* BEGIN *

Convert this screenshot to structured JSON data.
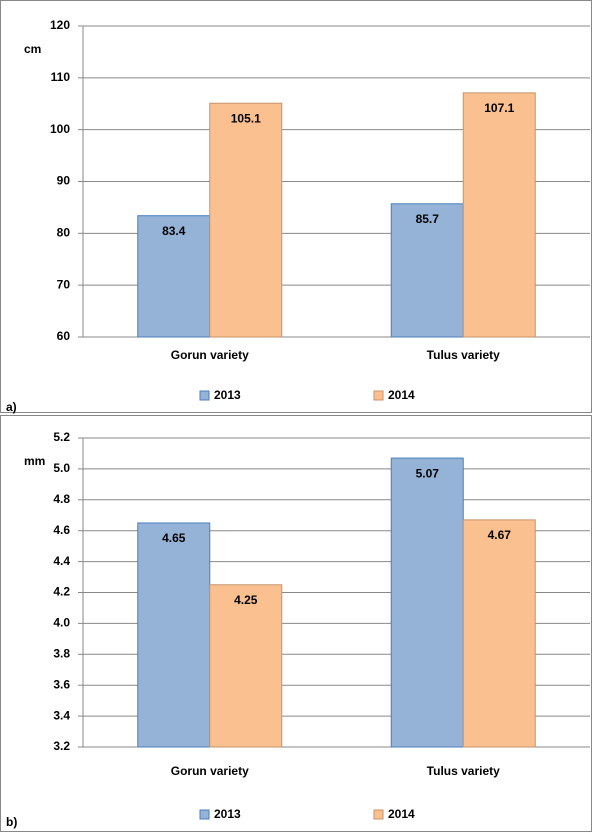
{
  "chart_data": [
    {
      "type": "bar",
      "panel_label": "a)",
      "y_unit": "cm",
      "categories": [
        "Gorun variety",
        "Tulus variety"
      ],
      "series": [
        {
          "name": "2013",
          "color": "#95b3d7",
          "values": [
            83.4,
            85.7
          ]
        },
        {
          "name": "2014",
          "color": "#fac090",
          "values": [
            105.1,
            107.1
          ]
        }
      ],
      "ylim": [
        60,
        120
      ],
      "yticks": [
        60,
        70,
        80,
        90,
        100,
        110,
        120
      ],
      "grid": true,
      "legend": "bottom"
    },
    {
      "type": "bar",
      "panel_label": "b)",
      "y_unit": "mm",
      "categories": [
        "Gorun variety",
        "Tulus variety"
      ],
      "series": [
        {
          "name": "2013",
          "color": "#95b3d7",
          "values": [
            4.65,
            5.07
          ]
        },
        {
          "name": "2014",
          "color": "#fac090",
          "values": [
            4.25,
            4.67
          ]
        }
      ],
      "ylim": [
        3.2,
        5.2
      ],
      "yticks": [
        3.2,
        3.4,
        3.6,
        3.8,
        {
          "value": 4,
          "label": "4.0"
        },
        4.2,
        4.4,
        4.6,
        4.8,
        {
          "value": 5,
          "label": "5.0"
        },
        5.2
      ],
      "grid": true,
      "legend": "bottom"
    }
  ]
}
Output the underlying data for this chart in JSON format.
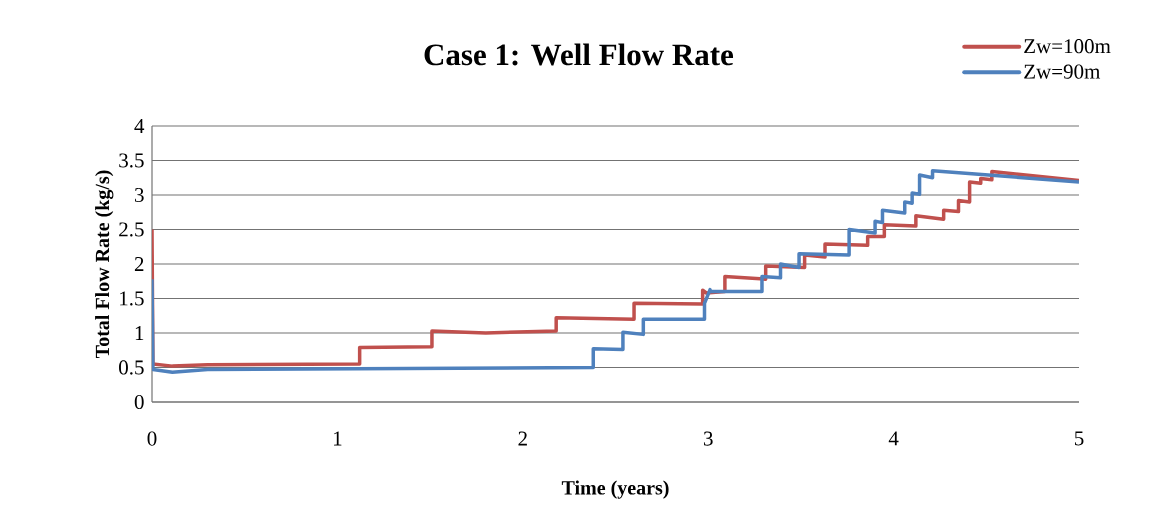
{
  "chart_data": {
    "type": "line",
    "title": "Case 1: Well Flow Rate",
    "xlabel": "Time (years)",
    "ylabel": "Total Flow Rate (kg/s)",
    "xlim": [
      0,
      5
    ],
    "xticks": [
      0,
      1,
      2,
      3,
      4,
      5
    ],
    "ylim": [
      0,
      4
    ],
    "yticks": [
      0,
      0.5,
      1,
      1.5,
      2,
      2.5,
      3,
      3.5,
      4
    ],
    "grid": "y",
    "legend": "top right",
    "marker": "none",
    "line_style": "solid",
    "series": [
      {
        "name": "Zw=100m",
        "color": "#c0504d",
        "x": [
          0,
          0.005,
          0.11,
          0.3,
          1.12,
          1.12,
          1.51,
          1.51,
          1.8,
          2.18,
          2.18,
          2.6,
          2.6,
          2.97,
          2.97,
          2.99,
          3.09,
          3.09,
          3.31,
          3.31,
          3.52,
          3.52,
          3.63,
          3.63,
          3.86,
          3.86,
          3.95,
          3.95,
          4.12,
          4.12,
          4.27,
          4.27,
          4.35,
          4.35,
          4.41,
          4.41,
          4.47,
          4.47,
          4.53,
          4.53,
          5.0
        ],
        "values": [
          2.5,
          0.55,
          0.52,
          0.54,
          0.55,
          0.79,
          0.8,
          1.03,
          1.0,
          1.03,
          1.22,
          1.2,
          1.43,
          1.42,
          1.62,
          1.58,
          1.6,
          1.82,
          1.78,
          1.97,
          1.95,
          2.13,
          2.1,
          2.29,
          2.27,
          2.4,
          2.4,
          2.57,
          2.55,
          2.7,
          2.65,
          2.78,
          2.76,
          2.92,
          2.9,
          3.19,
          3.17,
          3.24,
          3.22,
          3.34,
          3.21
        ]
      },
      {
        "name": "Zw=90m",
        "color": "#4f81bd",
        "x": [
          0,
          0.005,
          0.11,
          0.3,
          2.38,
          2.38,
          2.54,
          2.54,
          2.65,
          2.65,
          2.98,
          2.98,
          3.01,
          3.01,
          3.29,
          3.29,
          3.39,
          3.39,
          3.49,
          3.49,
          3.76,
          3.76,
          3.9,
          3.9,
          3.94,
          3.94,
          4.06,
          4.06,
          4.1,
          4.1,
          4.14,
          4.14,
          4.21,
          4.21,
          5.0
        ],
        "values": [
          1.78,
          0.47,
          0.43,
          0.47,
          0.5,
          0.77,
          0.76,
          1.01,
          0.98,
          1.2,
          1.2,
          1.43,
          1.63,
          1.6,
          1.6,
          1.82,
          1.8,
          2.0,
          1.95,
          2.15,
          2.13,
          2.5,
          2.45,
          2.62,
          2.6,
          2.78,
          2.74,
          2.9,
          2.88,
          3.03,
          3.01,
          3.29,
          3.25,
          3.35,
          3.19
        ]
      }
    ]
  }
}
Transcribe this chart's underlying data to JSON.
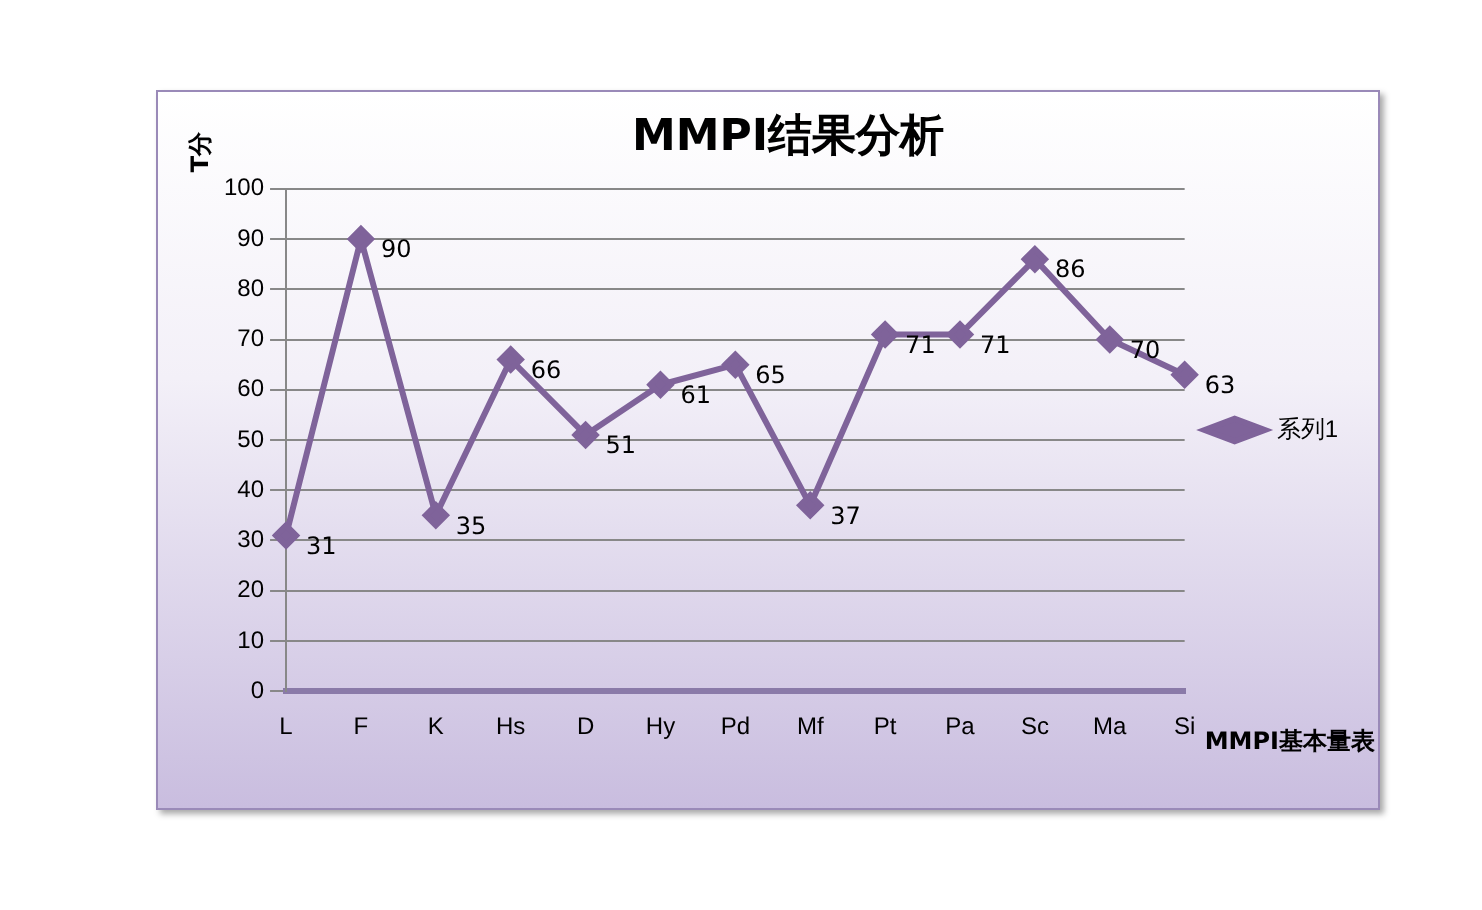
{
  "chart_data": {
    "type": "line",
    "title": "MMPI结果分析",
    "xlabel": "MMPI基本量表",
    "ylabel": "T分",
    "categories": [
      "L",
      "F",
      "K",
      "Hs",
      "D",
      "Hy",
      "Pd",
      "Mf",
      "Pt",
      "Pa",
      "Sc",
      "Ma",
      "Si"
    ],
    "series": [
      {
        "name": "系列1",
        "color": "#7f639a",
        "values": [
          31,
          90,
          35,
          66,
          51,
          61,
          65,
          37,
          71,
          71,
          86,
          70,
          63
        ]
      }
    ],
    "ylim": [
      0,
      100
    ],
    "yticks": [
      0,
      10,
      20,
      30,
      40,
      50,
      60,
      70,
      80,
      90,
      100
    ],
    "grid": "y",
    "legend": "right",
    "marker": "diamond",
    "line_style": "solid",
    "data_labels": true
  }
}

* END *

GIVEN REQUEST ▸ Make an exact copy of all the material, but keep the pictures out of it.

TASK RESPONSE ▸
Convert this screenshot to structured JSON data.
{
  "chart_data": [
    {
      "type": "bar",
      "panel_label": "a)",
      "y_unit": "cm",
      "categories": [
        "Gorun variety",
        "Tulus variety"
      ],
      "series": [
        {
          "name": "2013",
          "color": "#95b3d7",
          "values": [
            83.4,
            85.7
          ]
        },
        {
          "name": "2014",
          "color": "#fac090",
          "values": [
            105.1,
            107.1
          ]
        }
      ],
      "ylim": [
        60,
        120
      ],
      "yticks": [
        60,
        70,
        80,
        90,
        100,
        110,
        120
      ],
      "grid": true,
      "legend": "bottom"
    },
    {
      "type": "bar",
      "panel_label": "b)",
      "y_unit": "mm",
      "categories": [
        "Gorun variety",
        "Tulus variety"
      ],
      "series": [
        {
          "name": "2013",
          "color": "#95b3d7",
          "values": [
            4.65,
            5.07
          ]
        },
        {
          "name": "2014",
          "color": "#fac090",
          "values": [
            4.25,
            4.67
          ]
        }
      ],
      "ylim": [
        3.2,
        5.2
      ],
      "yticks": [
        3.2,
        3.4,
        3.6,
        3.8,
        {
          "value": 4,
          "label": "4.0"
        },
        4.2,
        4.4,
        4.6,
        4.8,
        {
          "value": 5,
          "label": "5.0"
        },
        5.2
      ],
      "grid": true,
      "legend": "bottom"
    }
  ]
}
Output the underlying data for this chart in JSON format.
{
  "chart_data": {
    "type": "line",
    "title": "Case 1: Well Flow Rate",
    "xlabel": "Time (years)",
    "ylabel": "Total Flow Rate (kg/s)",
    "xlim": [
      0,
      5
    ],
    "xticks": [
      0,
      1,
      2,
      3,
      4,
      5
    ],
    "ylim": [
      0,
      4
    ],
    "yticks": [
      0,
      0.5,
      1,
      1.5,
      2,
      2.5,
      3,
      3.5,
      4
    ],
    "grid": "y",
    "legend": "top right",
    "marker": "none",
    "line_style": "solid",
    "series": [
      {
        "name": "Zw=100m",
        "color": "#c0504d",
        "x": [
          0,
          0.005,
          0.11,
          0.3,
          1.12,
          1.12,
          1.51,
          1.51,
          1.8,
          2.18,
          2.18,
          2.6,
          2.6,
          2.97,
          2.97,
          2.99,
          3.09,
          3.09,
          3.31,
          3.31,
          3.52,
          3.52,
          3.63,
          3.63,
          3.86,
          3.86,
          3.95,
          3.95,
          4.12,
          4.12,
          4.27,
          4.27,
          4.35,
          4.35,
          4.41,
          4.41,
          4.47,
          4.47,
          4.53,
          4.53,
          5.0
        ],
        "values": [
          2.5,
          0.55,
          0.52,
          0.54,
          0.55,
          0.79,
          0.8,
          1.03,
          1.0,
          1.03,
          1.22,
          1.2,
          1.43,
          1.42,
          1.62,
          1.58,
          1.6,
          1.82,
          1.78,
          1.97,
          1.95,
          2.13,
          2.1,
          2.29,
          2.27,
          2.4,
          2.4,
          2.57,
          2.55,
          2.7,
          2.65,
          2.78,
          2.76,
          2.92,
          2.9,
          3.19,
          3.17,
          3.24,
          3.22,
          3.34,
          3.21
        ]
      },
      {
        "name": "Zw=90m",
        "color": "#4f81bd",
        "x": [
          0,
          0.005,
          0.11,
          0.3,
          2.38,
          2.38,
          2.54,
          2.54,
          2.65,
          2.65,
          2.98,
          2.98,
          3.01,
          3.01,
          3.29,
          3.29,
          3.39,
          3.39,
          3.49,
          3.49,
          3.76,
          3.76,
          3.9,
          3.9,
          3.94,
          3.94,
          4.06,
          4.06,
          4.1,
          4.1,
          4.14,
          4.14,
          4.21,
          4.21,
          5.0
        ],
        "values": [
          1.78,
          0.47,
          0.43,
          0.47,
          0.5,
          0.77,
          0.76,
          1.01,
          0.98,
          1.2,
          1.2,
          1.43,
          1.63,
          1.6,
          1.6,
          1.82,
          1.8,
          2.0,
          1.95,
          2.15,
          2.13,
          2.5,
          2.45,
          2.62,
          2.6,
          2.78,
          2.74,
          2.9,
          2.88,
          3.03,
          3.01,
          3.29,
          3.25,
          3.35,
          3.19
        ]
      }
    ]
  }
}
Transcribe this chart's underlying data to JSON.
{
  "chart_data": {
    "type": "line",
    "title": "MMPI结果分析",
    "xlabel": "MMPI基本量表",
    "ylabel": "T分",
    "categories": [
      "L",
      "F",
      "K",
      "Hs",
      "D",
      "Hy",
      "Pd",
      "Mf",
      "Pt",
      "Pa",
      "Sc",
      "Ma",
      "Si"
    ],
    "series": [
      {
        "name": "系列1",
        "color": "#7f639a",
        "values": [
          31,
          90,
          35,
          66,
          51,
          61,
          65,
          37,
          71,
          71,
          86,
          70,
          63
        ]
      }
    ],
    "ylim": [
      0,
      100
    ],
    "yticks": [
      0,
      10,
      20,
      30,
      40,
      50,
      60,
      70,
      80,
      90,
      100
    ],
    "grid": "y",
    "legend": "right",
    "marker": "diamond",
    "line_style": "solid",
    "data_labels": true
  }
}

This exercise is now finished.